The problem » Lines containing the string "this" are to be counted; report the total by itself.

Data provided »
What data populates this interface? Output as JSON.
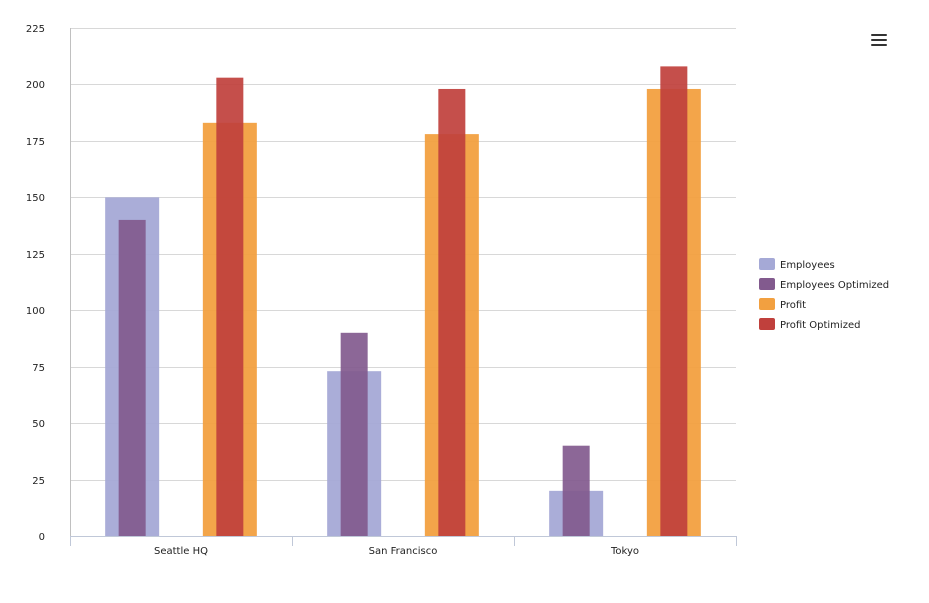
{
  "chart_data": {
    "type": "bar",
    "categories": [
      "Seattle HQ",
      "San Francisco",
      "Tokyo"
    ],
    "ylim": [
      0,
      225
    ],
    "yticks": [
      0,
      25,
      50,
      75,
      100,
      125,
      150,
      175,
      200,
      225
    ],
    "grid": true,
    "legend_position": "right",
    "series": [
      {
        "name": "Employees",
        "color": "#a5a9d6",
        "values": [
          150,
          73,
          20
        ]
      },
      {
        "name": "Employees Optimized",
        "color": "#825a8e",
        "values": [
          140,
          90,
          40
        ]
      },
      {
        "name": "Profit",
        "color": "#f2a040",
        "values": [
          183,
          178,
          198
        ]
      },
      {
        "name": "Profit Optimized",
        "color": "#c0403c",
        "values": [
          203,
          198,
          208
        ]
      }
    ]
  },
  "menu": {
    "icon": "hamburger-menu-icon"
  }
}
---
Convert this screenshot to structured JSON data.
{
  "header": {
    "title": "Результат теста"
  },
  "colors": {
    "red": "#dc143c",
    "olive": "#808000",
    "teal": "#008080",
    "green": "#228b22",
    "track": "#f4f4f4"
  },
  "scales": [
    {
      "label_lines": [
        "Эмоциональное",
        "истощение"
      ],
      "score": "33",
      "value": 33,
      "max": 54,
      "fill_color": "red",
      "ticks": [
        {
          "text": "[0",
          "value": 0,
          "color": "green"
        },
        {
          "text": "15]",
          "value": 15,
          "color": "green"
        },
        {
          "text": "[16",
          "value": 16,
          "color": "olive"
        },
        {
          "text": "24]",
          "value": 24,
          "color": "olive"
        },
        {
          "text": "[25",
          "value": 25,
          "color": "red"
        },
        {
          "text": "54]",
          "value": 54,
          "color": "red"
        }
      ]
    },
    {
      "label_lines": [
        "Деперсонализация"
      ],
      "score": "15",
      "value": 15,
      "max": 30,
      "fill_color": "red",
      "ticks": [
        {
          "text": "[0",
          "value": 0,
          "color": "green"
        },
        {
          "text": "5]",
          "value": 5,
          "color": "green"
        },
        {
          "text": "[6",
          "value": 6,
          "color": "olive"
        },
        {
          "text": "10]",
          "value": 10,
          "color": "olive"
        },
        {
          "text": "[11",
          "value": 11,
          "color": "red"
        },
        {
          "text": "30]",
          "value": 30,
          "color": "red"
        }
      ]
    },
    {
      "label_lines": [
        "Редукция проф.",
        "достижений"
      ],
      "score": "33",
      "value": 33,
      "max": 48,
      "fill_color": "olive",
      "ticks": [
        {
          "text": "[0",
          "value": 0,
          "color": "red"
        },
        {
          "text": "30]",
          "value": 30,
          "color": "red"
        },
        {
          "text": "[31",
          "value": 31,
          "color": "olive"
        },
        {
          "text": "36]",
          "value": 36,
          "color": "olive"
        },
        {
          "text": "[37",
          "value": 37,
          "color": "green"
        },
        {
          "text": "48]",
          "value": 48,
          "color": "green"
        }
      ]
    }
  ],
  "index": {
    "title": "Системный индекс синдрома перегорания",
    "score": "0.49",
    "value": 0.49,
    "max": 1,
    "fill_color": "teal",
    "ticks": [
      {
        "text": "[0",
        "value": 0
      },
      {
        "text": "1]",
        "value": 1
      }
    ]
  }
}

Completed exercise » 2